Data extract:
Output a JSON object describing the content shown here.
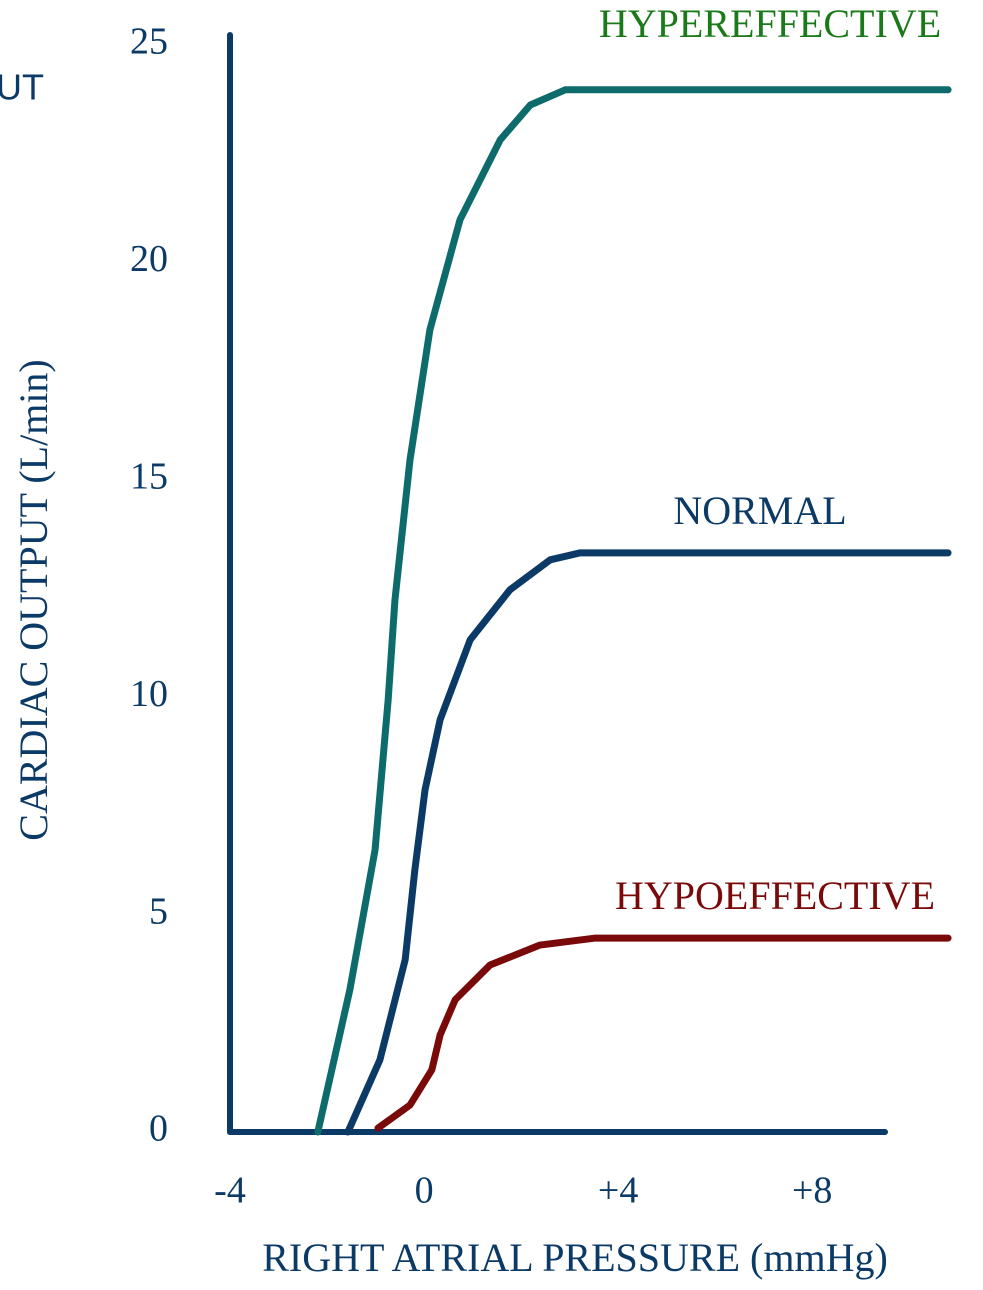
{
  "fragment": "UT",
  "chart_data": {
    "type": "line",
    "xlabel": "RIGHT ATRIAL PRESSURE (mmHg)",
    "ylabel": "CARDIAC OUTPUT (L/min)",
    "axis_color": "#0b3a66",
    "xlim": [
      -4,
      9.5
    ],
    "xticks": [
      -4,
      0,
      {
        "value": 4,
        "label": "+4"
      },
      {
        "value": 8,
        "label": "+8"
      }
    ],
    "ylim": [
      0,
      25
    ],
    "yticks": [
      0,
      5,
      10,
      15,
      20,
      25
    ],
    "grid": false,
    "series": [
      {
        "name": "HYPEREFFECTIVE",
        "color": "#0e6b6b",
        "label_color": "#1a7a1a",
        "x": [
          -2.19,
          -1.53,
          -1.01,
          -0.74,
          -0.6,
          -0.29,
          0.12,
          0.74,
          1.57,
          2.19,
          2.91,
          10.8
        ],
        "values": [
          0,
          3.27,
          6.49,
          9.94,
          12.24,
          15.46,
          18.45,
          20.98,
          22.82,
          23.62,
          23.97,
          23.97
        ]
      },
      {
        "name": "NORMAL",
        "color": "#0b3a66",
        "label_color": "#0b3a66",
        "x": [
          -1.57,
          -0.91,
          -0.39,
          -0.19,
          0.02,
          0.33,
          0.95,
          1.77,
          2.6,
          3.22,
          10.8
        ],
        "values": [
          0,
          1.66,
          3.96,
          6.03,
          7.87,
          9.48,
          11.32,
          12.47,
          13.16,
          13.32,
          13.32
        ]
      },
      {
        "name": "HYPOEFFECTIVE",
        "color": "#7a0a0a",
        "label_color": "#7a0a0a",
        "x": [
          -0.95,
          -0.29,
          0.16,
          0.33,
          0.64,
          1.36,
          2.39,
          3.53,
          10.8
        ],
        "values": [
          0.09,
          0.62,
          1.43,
          2.23,
          3.04,
          3.84,
          4.3,
          4.46,
          4.46
        ]
      }
    ]
  }
}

Short problem:
Write out the entries above word for word. Do not include the pictures.

Answer for this exercise:
Output a JSON object describing the content shown here.
{
  "fragment": "UT",
  "chart_data": {
    "type": "line",
    "xlabel": "RIGHT ATRIAL PRESSURE (mmHg)",
    "ylabel": "CARDIAC OUTPUT (L/min)",
    "axis_color": "#0b3a66",
    "xlim": [
      -4,
      9.5
    ],
    "xticks": [
      -4,
      0,
      {
        "value": 4,
        "label": "+4"
      },
      {
        "value": 8,
        "label": "+8"
      }
    ],
    "ylim": [
      0,
      25
    ],
    "yticks": [
      0,
      5,
      10,
      15,
      20,
      25
    ],
    "grid": false,
    "series": [
      {
        "name": "HYPEREFFECTIVE",
        "color": "#0e6b6b",
        "label_color": "#1a7a1a",
        "x": [
          -2.19,
          -1.53,
          -1.01,
          -0.74,
          -0.6,
          -0.29,
          0.12,
          0.74,
          1.57,
          2.19,
          2.91,
          10.8
        ],
        "values": [
          0,
          3.27,
          6.49,
          9.94,
          12.24,
          15.46,
          18.45,
          20.98,
          22.82,
          23.62,
          23.97,
          23.97
        ]
      },
      {
        "name": "NORMAL",
        "color": "#0b3a66",
        "label_color": "#0b3a66",
        "x": [
          -1.57,
          -0.91,
          -0.39,
          -0.19,
          0.02,
          0.33,
          0.95,
          1.77,
          2.6,
          3.22,
          10.8
        ],
        "values": [
          0,
          1.66,
          3.96,
          6.03,
          7.87,
          9.48,
          11.32,
          12.47,
          13.16,
          13.32,
          13.32
        ]
      },
      {
        "name": "HYPOEFFECTIVE",
        "color": "#7a0a0a",
        "label_color": "#7a0a0a",
        "x": [
          -0.95,
          -0.29,
          0.16,
          0.33,
          0.64,
          1.36,
          2.39,
          3.53,
          10.8
        ],
        "values": [
          0.09,
          0.62,
          1.43,
          2.23,
          3.04,
          3.84,
          4.3,
          4.46,
          4.46
        ]
      }
    ]
  }
}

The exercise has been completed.